→ **Provided entries**

________________

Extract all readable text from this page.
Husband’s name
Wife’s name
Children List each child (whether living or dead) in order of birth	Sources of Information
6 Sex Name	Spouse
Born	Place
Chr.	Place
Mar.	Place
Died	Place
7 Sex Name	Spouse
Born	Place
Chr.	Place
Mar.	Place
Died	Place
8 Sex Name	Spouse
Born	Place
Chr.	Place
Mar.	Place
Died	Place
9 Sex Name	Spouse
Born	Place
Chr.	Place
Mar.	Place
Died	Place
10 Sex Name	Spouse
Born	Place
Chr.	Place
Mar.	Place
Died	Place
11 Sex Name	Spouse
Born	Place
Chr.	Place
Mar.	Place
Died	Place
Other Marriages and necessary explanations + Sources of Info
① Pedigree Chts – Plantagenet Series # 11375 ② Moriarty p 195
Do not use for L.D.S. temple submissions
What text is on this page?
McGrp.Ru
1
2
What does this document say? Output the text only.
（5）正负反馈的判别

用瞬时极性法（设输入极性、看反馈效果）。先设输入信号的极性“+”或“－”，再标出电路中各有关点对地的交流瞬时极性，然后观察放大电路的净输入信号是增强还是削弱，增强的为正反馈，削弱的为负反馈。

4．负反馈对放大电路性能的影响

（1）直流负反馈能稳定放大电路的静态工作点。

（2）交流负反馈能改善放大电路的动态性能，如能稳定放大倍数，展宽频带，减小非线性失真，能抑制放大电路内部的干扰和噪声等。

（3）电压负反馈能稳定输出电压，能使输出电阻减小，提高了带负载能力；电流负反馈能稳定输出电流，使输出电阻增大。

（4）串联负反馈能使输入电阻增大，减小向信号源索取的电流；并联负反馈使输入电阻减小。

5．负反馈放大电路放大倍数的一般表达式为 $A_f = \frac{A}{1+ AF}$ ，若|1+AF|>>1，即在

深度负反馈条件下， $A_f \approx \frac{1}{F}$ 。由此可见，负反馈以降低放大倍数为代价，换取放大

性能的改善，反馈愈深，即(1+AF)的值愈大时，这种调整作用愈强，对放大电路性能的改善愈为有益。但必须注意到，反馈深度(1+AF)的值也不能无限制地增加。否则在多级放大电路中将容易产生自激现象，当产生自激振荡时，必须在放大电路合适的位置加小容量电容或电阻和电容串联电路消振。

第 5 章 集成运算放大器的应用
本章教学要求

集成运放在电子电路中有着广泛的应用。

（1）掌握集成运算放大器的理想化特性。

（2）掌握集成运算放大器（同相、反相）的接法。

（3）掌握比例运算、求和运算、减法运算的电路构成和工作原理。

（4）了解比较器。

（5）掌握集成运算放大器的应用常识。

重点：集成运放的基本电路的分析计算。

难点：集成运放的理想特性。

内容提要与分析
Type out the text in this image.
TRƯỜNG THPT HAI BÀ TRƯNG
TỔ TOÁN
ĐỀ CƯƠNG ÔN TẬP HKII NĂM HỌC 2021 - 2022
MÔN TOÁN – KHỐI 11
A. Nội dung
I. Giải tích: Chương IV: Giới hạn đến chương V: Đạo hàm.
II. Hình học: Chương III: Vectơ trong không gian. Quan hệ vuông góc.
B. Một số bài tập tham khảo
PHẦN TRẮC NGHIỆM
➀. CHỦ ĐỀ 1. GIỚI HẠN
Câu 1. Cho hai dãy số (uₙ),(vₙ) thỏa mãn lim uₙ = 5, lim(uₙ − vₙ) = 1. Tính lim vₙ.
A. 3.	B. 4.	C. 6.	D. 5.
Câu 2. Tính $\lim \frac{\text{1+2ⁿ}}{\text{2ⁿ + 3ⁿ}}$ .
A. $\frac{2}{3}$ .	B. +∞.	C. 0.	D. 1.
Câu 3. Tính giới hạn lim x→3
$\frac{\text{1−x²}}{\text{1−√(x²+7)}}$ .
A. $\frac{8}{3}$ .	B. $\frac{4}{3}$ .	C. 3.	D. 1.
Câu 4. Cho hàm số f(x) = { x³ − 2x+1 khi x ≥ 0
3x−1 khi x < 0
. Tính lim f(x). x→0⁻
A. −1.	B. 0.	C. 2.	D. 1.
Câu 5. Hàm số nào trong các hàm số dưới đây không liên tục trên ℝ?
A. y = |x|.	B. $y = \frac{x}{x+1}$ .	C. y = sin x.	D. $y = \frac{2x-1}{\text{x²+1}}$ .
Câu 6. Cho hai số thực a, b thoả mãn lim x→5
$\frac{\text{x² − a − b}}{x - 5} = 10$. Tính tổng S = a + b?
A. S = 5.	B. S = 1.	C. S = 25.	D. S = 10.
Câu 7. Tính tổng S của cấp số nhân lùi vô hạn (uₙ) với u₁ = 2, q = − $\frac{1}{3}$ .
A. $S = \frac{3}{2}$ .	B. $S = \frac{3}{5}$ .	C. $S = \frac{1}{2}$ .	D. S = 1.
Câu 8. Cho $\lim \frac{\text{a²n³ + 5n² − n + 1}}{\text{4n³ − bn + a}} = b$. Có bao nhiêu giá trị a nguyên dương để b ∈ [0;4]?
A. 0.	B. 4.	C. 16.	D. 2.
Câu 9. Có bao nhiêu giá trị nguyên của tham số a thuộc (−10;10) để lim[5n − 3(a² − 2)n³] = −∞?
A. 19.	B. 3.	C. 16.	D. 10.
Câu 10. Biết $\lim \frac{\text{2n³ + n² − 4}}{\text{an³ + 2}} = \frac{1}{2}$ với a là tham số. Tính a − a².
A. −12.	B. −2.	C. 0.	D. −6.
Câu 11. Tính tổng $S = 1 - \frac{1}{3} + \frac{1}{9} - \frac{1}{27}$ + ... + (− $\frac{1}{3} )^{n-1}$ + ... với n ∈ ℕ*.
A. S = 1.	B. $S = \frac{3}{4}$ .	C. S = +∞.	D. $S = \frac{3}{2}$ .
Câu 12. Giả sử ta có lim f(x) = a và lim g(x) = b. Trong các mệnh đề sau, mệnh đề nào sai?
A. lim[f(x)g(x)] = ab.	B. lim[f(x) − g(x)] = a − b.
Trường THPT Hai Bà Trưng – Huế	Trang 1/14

________________

Only the number is wanted: how many lines in the entries above contain the word "nguyên"?

2